> **Problem details**
In the records that follow, show each line where the word "уѣзда" is present.

> **Data to process**
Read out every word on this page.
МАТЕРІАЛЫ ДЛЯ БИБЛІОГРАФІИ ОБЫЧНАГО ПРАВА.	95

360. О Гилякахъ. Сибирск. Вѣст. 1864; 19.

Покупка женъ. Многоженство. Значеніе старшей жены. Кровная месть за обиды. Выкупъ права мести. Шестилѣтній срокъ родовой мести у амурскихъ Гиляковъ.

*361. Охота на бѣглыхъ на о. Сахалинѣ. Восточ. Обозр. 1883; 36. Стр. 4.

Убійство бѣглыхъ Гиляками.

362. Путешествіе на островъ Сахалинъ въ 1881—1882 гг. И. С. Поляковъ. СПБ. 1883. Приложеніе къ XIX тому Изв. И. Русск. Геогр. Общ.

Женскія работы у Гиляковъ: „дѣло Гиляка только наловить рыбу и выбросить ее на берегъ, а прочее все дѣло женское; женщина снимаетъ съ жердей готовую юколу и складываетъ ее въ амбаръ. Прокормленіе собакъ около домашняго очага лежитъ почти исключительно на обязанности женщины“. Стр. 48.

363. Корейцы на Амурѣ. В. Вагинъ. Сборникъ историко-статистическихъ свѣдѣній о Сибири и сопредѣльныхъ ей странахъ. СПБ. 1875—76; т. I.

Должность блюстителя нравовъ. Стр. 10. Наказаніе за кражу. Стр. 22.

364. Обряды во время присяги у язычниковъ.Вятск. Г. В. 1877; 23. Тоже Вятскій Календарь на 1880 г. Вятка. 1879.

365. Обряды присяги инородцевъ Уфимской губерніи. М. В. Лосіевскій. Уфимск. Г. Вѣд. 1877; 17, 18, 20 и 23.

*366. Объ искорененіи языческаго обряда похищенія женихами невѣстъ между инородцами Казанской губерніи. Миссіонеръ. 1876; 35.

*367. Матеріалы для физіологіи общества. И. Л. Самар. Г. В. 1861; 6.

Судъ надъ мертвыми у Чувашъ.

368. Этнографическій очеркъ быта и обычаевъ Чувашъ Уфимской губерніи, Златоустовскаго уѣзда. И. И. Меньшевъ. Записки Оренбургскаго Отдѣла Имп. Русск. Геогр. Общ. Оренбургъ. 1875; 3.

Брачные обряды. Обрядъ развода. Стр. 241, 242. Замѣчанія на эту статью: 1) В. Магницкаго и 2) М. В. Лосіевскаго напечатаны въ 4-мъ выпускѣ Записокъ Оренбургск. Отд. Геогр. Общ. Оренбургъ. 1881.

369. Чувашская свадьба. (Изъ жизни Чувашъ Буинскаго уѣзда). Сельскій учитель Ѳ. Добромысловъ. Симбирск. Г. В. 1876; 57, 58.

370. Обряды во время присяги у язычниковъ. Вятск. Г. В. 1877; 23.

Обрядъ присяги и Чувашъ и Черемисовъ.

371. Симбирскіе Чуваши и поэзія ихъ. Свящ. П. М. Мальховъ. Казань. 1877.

> **Problem solution**
368. Этнографическій очеркъ быта и обычаевъ Чувашъ Уфимской губерніи, Златоустовскаго уѣзда. И. И. Меньшевъ. Записки Оренбургскаго Отдѣла Имп. Русск. Геогр. Общ. Оренбургъ. 1875; 3.
369. Чувашская свадьба. (Изъ жизни Чувашъ Буинскаго уѣзда). Сельскій учитель Ѳ. Добромысловъ. Симбирск. Г. В. 1876; 57, 58.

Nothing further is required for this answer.